* _Exercise instructions_: Locate the string "MunafaSutra" throughout the material and copy every line in which it occurs.

* _Dataset content_:

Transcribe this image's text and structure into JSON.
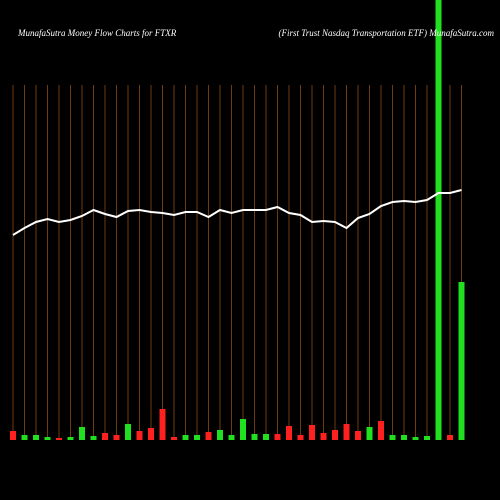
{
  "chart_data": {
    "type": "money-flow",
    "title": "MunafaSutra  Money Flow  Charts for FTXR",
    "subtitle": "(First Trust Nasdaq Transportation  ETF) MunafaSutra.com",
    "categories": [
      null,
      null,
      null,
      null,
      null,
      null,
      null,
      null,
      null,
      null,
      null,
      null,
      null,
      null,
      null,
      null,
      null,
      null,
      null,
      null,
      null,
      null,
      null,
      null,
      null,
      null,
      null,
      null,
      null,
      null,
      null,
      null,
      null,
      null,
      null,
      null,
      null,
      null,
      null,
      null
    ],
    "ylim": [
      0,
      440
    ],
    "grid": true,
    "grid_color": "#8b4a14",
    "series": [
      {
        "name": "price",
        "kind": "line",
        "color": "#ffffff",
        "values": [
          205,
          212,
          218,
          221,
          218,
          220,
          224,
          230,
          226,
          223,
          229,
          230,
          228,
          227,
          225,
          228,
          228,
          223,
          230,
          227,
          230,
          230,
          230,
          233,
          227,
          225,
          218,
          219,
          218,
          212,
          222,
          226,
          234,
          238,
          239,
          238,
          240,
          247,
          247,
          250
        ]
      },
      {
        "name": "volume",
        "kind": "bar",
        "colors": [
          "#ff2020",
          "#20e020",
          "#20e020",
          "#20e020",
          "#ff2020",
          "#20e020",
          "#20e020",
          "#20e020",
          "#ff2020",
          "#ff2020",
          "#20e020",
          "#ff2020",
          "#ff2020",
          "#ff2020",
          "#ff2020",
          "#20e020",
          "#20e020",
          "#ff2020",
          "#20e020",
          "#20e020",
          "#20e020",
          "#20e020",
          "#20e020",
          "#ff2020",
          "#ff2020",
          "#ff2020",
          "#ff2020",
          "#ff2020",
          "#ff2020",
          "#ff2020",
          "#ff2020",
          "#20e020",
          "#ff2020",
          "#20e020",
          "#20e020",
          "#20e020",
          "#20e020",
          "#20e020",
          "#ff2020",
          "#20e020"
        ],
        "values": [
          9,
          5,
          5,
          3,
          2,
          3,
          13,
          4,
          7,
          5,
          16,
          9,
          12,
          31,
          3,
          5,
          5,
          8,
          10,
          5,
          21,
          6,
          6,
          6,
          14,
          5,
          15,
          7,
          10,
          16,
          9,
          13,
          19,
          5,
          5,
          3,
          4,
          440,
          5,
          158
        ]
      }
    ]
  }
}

* _Task output_:
    "title": "MunafaSutra  Money Flow  Charts for FTXR",
    "subtitle": "(First Trust Nasdaq Transportation  ETF) MunafaSutra.com",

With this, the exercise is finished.